»»

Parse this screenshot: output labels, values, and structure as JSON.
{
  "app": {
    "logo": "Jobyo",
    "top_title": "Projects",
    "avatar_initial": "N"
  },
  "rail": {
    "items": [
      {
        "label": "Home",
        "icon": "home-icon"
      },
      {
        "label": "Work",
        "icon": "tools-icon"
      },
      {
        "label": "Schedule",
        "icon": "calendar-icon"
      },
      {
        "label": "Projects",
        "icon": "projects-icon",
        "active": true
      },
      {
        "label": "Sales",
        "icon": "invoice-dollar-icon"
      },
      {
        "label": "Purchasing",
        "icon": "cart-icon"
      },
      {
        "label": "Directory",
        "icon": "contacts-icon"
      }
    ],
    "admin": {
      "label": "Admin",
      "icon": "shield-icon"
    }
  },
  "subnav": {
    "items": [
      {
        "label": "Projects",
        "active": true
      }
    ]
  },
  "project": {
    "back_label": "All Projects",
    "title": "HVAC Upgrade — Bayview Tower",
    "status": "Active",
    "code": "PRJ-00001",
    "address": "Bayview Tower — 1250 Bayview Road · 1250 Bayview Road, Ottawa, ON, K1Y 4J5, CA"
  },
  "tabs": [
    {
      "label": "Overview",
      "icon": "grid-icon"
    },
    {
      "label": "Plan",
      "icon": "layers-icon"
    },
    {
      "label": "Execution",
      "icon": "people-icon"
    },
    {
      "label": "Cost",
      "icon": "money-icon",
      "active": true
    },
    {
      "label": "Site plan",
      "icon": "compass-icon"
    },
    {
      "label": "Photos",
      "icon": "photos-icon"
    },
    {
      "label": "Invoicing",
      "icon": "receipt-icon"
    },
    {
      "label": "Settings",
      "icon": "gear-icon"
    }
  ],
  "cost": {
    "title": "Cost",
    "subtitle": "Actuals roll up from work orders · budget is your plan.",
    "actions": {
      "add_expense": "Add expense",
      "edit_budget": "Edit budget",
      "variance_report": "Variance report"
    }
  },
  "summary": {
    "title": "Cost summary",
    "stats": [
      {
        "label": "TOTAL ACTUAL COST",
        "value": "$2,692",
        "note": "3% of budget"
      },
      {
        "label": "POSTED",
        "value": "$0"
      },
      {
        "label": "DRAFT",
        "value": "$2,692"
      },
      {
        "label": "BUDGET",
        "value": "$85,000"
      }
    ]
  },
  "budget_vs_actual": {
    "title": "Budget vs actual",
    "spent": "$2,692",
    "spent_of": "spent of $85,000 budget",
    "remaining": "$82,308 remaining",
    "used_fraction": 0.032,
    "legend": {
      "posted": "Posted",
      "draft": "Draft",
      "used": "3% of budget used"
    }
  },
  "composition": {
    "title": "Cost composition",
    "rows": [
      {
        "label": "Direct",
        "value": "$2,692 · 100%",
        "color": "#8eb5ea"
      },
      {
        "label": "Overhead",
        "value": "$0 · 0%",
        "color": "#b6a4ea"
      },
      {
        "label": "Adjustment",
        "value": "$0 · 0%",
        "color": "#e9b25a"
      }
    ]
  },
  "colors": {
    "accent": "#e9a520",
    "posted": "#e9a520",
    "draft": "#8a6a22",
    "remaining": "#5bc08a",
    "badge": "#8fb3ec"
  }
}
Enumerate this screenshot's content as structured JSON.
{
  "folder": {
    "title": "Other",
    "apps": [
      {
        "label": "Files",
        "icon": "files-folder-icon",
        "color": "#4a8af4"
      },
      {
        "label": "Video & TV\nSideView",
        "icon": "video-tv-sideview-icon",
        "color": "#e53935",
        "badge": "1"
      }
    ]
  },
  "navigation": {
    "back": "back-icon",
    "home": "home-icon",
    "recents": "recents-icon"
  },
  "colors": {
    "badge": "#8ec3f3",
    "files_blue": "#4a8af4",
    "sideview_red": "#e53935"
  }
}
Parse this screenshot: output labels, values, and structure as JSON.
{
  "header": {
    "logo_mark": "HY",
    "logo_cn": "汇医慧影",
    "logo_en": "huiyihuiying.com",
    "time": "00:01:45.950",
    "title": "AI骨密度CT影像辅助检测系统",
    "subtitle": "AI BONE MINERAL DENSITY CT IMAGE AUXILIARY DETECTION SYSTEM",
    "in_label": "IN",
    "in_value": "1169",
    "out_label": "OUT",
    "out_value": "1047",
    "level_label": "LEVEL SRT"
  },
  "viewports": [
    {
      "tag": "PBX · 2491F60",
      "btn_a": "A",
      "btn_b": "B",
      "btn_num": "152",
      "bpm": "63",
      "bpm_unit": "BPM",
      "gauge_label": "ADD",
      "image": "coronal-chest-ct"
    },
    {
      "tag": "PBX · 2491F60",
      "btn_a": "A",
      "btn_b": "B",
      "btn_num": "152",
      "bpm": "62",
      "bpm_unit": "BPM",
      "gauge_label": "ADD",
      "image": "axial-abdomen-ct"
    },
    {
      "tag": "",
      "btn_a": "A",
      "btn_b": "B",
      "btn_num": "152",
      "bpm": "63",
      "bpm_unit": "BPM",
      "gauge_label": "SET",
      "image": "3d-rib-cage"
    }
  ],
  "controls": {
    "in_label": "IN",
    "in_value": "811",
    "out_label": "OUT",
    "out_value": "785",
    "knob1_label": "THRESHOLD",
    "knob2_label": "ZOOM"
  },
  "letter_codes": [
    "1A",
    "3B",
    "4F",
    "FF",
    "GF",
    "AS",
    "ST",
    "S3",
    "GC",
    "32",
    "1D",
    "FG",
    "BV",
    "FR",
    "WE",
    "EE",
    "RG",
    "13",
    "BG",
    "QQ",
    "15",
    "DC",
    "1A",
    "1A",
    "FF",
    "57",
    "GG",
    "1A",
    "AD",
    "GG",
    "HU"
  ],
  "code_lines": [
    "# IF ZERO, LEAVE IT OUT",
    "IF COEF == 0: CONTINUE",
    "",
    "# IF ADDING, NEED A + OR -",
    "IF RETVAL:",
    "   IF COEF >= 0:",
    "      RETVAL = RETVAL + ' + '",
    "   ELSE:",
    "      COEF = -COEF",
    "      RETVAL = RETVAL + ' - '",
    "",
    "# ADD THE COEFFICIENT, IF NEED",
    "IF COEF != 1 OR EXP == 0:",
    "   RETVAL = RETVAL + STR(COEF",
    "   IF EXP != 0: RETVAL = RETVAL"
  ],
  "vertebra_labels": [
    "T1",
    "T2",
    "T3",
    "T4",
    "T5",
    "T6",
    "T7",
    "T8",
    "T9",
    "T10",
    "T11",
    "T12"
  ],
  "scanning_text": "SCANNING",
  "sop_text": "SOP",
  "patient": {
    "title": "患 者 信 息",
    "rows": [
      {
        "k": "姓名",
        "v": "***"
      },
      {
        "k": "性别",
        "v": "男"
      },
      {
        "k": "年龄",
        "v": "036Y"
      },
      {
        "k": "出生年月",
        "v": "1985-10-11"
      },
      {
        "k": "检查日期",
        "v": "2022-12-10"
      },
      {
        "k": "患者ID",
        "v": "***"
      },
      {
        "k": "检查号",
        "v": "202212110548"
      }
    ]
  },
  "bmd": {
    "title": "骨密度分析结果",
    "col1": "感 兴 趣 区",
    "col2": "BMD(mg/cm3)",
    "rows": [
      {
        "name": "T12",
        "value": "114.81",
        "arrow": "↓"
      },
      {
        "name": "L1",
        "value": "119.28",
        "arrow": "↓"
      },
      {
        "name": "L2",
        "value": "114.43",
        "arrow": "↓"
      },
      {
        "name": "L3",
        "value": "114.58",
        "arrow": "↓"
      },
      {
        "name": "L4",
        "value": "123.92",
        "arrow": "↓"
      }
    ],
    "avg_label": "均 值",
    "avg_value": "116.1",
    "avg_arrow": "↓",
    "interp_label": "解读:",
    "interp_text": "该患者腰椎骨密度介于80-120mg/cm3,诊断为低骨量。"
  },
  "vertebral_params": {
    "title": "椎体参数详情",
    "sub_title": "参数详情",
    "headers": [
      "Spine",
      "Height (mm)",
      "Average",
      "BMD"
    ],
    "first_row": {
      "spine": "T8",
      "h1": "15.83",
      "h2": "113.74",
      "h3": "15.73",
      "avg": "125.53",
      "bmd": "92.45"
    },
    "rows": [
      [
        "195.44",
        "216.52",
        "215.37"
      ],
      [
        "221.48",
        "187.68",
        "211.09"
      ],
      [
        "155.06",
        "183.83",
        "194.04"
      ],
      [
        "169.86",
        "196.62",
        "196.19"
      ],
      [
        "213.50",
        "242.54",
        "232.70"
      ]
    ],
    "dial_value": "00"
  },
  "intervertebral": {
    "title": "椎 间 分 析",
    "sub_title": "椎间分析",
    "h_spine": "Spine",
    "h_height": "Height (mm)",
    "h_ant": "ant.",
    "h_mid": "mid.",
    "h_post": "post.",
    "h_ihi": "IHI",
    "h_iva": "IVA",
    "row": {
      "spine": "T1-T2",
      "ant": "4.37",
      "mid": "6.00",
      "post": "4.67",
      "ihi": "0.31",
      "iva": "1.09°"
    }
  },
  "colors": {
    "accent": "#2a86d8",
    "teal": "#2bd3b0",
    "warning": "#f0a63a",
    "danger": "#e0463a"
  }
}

««

## Directions
Pull every line containing the word "subtitle" out of the entries above.

## Task result
    "subtitle": "Actuals roll up from work orders · budget is your plan.",
    "subtitle": "AI BONE MINERAL DENSITY CT IMAGE AUXILIARY DETECTION SYSTEM",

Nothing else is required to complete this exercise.